→ Text block
-- Start --

I tried to use pyparsing to parse robotframework, which is a text based DSL. The sytnax is like following ( sorry, but I think it's a little hard for me to describe it in BNF).
a single line in robotframework may looks like:
Library\tSSHClient with name\tnode
\t is tab, and in robotframework, it is transparently transfered to 2 " "(In fact, it just call str.replace('\t', ' ') to replace the tab, but it will modified the actually length of each line, len('\t') is 1 but len(' ') is 2.).
In robot, 2 and more whitespaces and '\t' are used to split the token, if there are only 1 whitespaces between words, then the words are considered to be a token group.
Library\tSSHClient with name\tnode
is actually splitted to the following tokens if parsed correctly:
['Library', 'SSHClient', 'with name', 'node']
As there is only 1 whitespace between "with" and "name", so the parser considers it belong to a group syntax token.
Here is my code:
ParserElement.setDefaultWhitespaceChars('\r\n\t ')
source = "Library\tSSHClient with name\tnode"
EACH_LINE = Optional(Word(" ")).leaveWhitespace().suppress() + \
CaselessKeyword("library").suppress() + \
OneOrMore((Word(alphas)) + White(max=1).setResultName('myValue')) +\
SkipTo(LineEnd())
res = EACH_LINE.parseString(source)
print res.myValue
Questions:
1) I already set the WhiteSpaces, If I want to exactly matched 2 or more Whitespaces OR one or more Tab, I thought the code would like:
White(ws=' ', min=2)| White(ws='\t', min=1)
but this will fail, so I could not specify the whitespace value?
2) Is there a way to get the matched result index? I tried the setParseAction, but it seems I could not get the index by this callback. I need both start and end index to highlight the word.
3) What does LineStart and LineEnd means ? I print these values, it seems they are just normal string, does I have to write something in the front of a line like:
LineStart() + balabala... + LineEnd() ?

-- End --

Render into French the following sentence from the pyparsing thread: "I need both start and end index to highlight the word."

→ Supplied material

-- Start --

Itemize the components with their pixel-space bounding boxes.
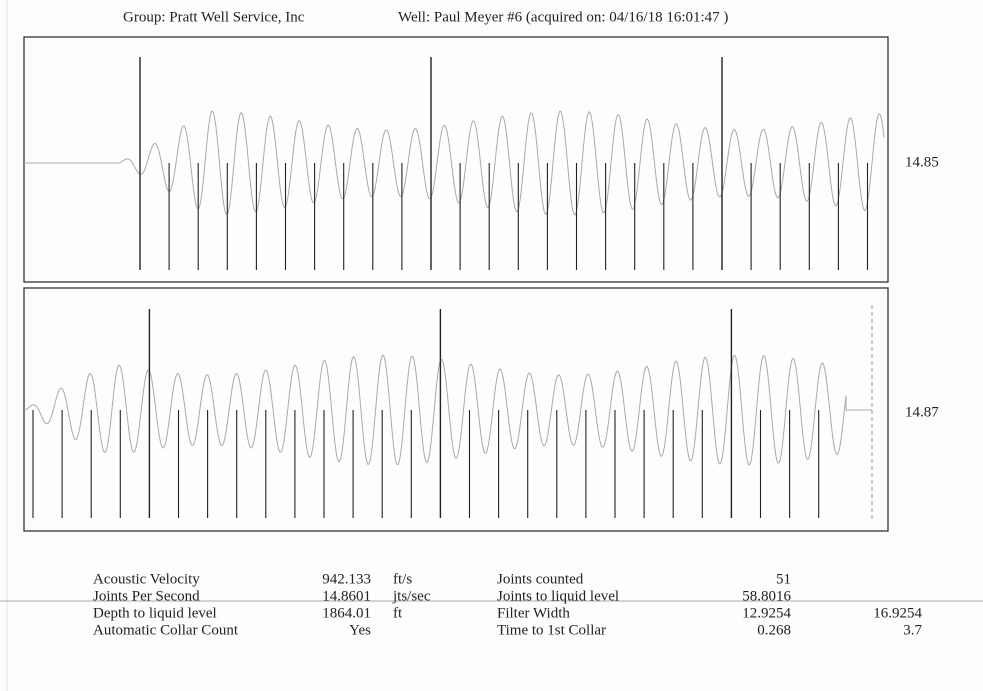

-- End --

→ Expected answer
J'ai besoin à la fois de l'indice de début et de l'indice de fin pour mettre le mot en surbrillance.